**Task description**
Copy every line, leaving nothing out and adding nothing.

[Structured figure records]
— Begin —
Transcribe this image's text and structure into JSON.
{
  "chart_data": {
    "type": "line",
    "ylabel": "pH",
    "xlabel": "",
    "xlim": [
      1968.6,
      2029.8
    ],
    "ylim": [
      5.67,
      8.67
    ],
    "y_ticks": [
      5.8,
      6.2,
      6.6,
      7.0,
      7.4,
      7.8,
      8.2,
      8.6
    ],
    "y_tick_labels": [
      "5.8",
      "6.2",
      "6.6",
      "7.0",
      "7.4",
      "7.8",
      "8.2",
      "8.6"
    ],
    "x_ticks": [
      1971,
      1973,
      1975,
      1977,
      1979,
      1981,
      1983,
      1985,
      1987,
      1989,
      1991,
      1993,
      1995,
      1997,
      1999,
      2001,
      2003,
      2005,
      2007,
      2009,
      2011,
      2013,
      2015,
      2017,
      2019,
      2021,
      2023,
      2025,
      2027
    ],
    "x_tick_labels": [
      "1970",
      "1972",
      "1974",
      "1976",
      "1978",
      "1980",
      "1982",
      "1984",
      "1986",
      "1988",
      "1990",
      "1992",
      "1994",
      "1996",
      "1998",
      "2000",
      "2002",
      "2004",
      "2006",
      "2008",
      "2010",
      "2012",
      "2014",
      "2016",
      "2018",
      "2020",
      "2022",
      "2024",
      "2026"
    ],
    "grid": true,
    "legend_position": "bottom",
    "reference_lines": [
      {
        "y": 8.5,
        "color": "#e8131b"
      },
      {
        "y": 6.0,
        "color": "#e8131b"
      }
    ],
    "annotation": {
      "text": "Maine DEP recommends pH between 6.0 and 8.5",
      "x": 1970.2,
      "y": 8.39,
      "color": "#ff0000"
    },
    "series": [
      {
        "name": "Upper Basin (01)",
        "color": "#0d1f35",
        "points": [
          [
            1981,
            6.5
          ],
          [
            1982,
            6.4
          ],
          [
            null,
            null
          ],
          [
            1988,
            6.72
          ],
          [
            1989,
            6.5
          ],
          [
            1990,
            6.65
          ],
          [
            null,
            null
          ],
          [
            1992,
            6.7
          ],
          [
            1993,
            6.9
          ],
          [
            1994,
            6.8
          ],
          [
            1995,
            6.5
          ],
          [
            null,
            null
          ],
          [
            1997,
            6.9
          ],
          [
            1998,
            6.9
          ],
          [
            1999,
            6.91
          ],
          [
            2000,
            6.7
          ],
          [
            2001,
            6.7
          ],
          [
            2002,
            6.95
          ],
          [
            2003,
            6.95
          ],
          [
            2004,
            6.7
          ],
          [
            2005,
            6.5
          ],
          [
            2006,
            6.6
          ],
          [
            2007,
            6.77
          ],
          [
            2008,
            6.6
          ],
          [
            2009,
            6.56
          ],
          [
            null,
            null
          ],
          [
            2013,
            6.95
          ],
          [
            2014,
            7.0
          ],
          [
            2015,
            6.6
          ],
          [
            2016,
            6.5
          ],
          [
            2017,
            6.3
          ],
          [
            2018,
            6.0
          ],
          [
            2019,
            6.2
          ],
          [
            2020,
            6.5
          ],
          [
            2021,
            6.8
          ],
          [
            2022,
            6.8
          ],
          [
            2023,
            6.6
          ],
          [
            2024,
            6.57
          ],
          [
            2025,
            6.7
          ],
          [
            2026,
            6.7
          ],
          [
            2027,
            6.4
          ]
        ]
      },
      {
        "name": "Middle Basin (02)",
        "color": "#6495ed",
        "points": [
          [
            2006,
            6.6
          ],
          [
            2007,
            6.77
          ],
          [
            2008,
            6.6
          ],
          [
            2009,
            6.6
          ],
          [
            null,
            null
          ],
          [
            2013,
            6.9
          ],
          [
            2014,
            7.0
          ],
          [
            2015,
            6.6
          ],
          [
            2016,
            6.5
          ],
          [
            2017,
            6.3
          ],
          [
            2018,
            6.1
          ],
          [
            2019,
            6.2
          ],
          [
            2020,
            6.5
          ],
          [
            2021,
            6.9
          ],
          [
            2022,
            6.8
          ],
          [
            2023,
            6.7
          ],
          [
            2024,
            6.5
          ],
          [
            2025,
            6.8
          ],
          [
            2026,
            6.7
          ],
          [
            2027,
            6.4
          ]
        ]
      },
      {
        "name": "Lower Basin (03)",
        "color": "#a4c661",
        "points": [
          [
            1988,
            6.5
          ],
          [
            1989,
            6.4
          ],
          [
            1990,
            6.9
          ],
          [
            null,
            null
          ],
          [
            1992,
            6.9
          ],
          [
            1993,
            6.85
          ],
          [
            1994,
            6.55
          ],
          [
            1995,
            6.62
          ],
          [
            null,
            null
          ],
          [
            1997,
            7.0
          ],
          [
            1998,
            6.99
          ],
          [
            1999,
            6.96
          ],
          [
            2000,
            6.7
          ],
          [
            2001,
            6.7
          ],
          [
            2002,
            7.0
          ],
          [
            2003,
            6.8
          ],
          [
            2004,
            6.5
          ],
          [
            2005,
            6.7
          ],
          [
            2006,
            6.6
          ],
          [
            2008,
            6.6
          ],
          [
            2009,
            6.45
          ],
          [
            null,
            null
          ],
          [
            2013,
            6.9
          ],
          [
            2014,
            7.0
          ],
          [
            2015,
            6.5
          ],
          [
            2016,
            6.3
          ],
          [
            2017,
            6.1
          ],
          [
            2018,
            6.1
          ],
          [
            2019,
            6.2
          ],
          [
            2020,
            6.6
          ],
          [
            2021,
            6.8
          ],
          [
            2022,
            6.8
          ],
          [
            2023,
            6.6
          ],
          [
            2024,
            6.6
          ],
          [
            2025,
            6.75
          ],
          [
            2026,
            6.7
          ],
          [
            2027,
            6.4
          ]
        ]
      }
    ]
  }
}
— End —
**Solution to this problem**
Transcribe this image's text and structure into JSON.
{
  "chart_data": {
    "type": "line",
    "ylabel": "pH",
    "xlabel": "",
    "xlim": [
      1968.6,
      2029.8
    ],
    "ylim": [
      5.67,
      8.67
    ],
    "y_ticks": [
      5.8,
      6.2,
      6.6,
      7.0,
      7.4,
      7.8,
      8.2,
      8.6
    ],
    "y_tick_labels": [
      "5.8",
      "6.2",
      "6.6",
      "7.0",
      "7.4",
      "7.8",
      "8.2",
      "8.6"
    ],
    "x_ticks": [
      1971,
      1973,
      1975,
      1977,
      1979,
      1981,
      1983,
      1985,
      1987,
      1989,
      1991,
      1993,
      1995,
      1997,
      1999,
      2001,
      2003,
      2005,
      2007,
      2009,
      2011,
      2013,
      2015,
      2017,
      2019,
      2021,
      2023,
      2025,
      2027
    ],
    "x_tick_labels": [
      "1970",
      "1972",
      "1974",
      "1976",
      "1978",
      "1980",
      "1982",
      "1984",
      "1986",
      "1988",
      "1990",
      "1992",
      "1994",
      "1996",
      "1998",
      "2000",
      "2002",
      "2004",
      "2006",
      "2008",
      "2010",
      "2012",
      "2014",
      "2016",
      "2018",
      "2020",
      "2022",
      "2024",
      "2026"
    ],
    "grid": true,
    "legend_position": "bottom",
    "reference_lines": [
      {
        "y": 8.5,
        "color": "#e8131b"
      },
      {
        "y": 6.0,
        "color": "#e8131b"
      }
    ],
    "annotation": {
      "text": "Maine DEP recommends pH between 6.0 and 8.5",
      "x": 1970.2,
      "y": 8.39,
      "color": "#ff0000"
    },
    "series": [
      {
        "name": "Upper Basin (01)",
        "color": "#0d1f35",
        "points": [
          [
            1981,
            6.5
          ],
          [
            1982,
            6.4
          ],
          [
            null,
            null
          ],
          [
            1988,
            6.72
          ],
          [
            1989,
            6.5
          ],
          [
            1990,
            6.65
          ],
          [
            null,
            null
          ],
          [
            1992,
            6.7
          ],
          [
            1993,
            6.9
          ],
          [
            1994,
            6.8
          ],
          [
            1995,
            6.5
          ],
          [
            null,
            null
          ],
          [
            1997,
            6.9
          ],
          [
            1998,
            6.9
          ],
          [
            1999,
            6.91
          ],
          [
            2000,
            6.7
          ],
          [
            2001,
            6.7
          ],
          [
            2002,
            6.95
          ],
          [
            2003,
            6.95
          ],
          [
            2004,
            6.7
          ],
          [
            2005,
            6.5
          ],
          [
            2006,
            6.6
          ],
          [
            2007,
            6.77
          ],
          [
            2008,
            6.6
          ],
          [
            2009,
            6.56
          ],
          [
            null,
            null
          ],
          [
            2013,
            6.95
          ],
          [
            2014,
            7.0
          ],
          [
            2015,
            6.6
          ],
          [
            2016,
            6.5
          ],
          [
            2017,
            6.3
          ],
          [
            2018,
            6.0
          ],
          [
            2019,
            6.2
          ],
          [
            2020,
            6.5
          ],
          [
            2021,
            6.8
          ],
          [
            2022,
            6.8
          ],
          [
            2023,
            6.6
          ],
          [
            2024,
            6.57
          ],
          [
            2025,
            6.7
          ],
          [
            2026,
            6.7
          ],
          [
            2027,
            6.4
          ]
        ]
      },
      {
        "name": "Middle Basin (02)",
        "color": "#6495ed",
        "points": [
          [
            2006,
            6.6
          ],
          [
            2007,
            6.77
          ],
          [
            2008,
            6.6
          ],
          [
            2009,
            6.6
          ],
          [
            null,
            null
          ],
          [
            2013,
            6.9
          ],
          [
            2014,
            7.0
          ],
          [
            2015,
            6.6
          ],
          [
            2016,
            6.5
          ],
          [
            2017,
            6.3
          ],
          [
            2018,
            6.1
          ],
          [
            2019,
            6.2
          ],
          [
            2020,
            6.5
          ],
          [
            2021,
            6.9
          ],
          [
            2022,
            6.8
          ],
          [
            2023,
            6.7
          ],
          [
            2024,
            6.5
          ],
          [
            2025,
            6.8
          ],
          [
            2026,
            6.7
          ],
          [
            2027,
            6.4
          ]
        ]
      },
      {
        "name": "Lower Basin (03)",
        "color": "#a4c661",
        "points": [
          [
            1988,
            6.5
          ],
          [
            1989,
            6.4
          ],
          [
            1990,
            6.9
          ],
          [
            null,
            null
          ],
          [
            1992,
            6.9
          ],
          [
            1993,
            6.85
          ],
          [
            1994,
            6.55
          ],
          [
            1995,
            6.62
          ],
          [
            null,
            null
          ],
          [
            1997,
            7.0
          ],
          [
            1998,
            6.99
          ],
          [
            1999,
            6.96
          ],
          [
            2000,
            6.7
          ],
          [
            2001,
            6.7
          ],
          [
            2002,
            7.0
          ],
          [
            2003,
            6.8
          ],
          [
            2004,
            6.5
          ],
          [
            2005,
            6.7
          ],
          [
            2006,
            6.6
          ],
          [
            2008,
            6.6
          ],
          [
            2009,
            6.45
          ],
          [
            null,
            null
          ],
          [
            2013,
            6.9
          ],
          [
            2014,
            7.0
          ],
          [
            2015,
            6.5
          ],
          [
            2016,
            6.3
          ],
          [
            2017,
            6.1
          ],
          [
            2018,
            6.1
          ],
          [
            2019,
            6.2
          ],
          [
            2020,
            6.6
          ],
          [
            2021,
            6.8
          ],
          [
            2022,
            6.8
          ],
          [
            2023,
            6.6
          ],
          [
            2024,
            6.6
          ],
          [
            2025,
            6.75
          ],
          [
            2026,
            6.7
          ],
          [
            2027,
            6.4
          ]
        ]
      }
    ]
  }
}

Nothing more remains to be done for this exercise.